Will you transcribe the entries that follow, exactly and in full?
++++ Data provided ++++
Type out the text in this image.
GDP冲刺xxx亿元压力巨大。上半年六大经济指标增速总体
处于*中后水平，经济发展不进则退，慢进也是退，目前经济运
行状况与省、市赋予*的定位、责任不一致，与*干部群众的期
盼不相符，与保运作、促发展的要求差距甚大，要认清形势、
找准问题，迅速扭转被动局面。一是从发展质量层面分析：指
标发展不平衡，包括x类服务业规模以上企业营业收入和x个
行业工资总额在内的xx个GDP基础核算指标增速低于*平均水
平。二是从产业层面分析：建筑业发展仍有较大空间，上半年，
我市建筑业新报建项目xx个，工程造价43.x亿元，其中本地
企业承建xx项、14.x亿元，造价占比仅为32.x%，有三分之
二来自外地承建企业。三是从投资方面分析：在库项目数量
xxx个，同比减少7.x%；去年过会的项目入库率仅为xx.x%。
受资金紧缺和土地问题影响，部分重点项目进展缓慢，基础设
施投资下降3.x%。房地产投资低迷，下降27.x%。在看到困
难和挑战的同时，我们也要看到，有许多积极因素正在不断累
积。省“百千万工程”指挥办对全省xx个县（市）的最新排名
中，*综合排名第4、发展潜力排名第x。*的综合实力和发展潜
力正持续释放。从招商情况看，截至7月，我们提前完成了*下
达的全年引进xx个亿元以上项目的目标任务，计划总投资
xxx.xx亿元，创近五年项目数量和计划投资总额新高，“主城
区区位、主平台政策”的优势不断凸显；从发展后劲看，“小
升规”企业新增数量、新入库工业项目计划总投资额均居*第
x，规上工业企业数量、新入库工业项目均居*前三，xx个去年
++++
_Right answer_:
Type out the text in this image.
GDP冲刺xxx亿元压力巨大。上半年六大经济指标增速总体
处于*中后水平，经济发展不进则退，慢进也是退，目前经济运
行状况与省、市赋予*的定位、责任不一致，与*干部群众的期
盼不相符，与保运作、促发展的要求差距甚大，要认清形势、
找准问题，迅速扭转被动局面。一是从发展质量层面分析：指
标发展不平衡，包括x类服务业规模以上企业营业收入和x个
行业工资总额在内的xx个GDP基础核算指标增速低于*平均水
平。二是从产业层面分析：建筑业发展仍有较大空间，上半年，
我市建筑业新报建项目xx个，工程造价43.x亿元，其中本地
企业承建xx项、14.x亿元，造价占比仅为32.x%，有三分之
二来自外地承建企业。三是从投资方面分析：在库项目数量
xxx个，同比减少7.x%；去年过会的项目入库率仅为xx.x%。
受资金紧缺和土地问题影响，部分重点项目进展缓慢，基础设
施投资下降3.x%。房地产投资低迷，下降27.x%。在看到困
难和挑战的同时，我们也要看到，有许多积极因素正在不断累
积。省“百千万工程”指挥办对全省xx个县（市）的最新排名
中，*综合排名第4、发展潜力排名第x。*的综合实力和发展潜
力正持续释放。从招商情况看，截至7月，我们提前完成了*下
达的全年引进xx个亿元以上项目的目标任务，计划总投资
xxx.xx亿元，创近五年项目数量和计划投资总额新高，“主城
区区位、主平台政策”的优势不断凸显；从发展后劲看，“小
升规”企业新增数量、新入库工业项目计划总投资额均居*第
x，规上工业企业数量、新入库工业项目均居*前三，xx个去年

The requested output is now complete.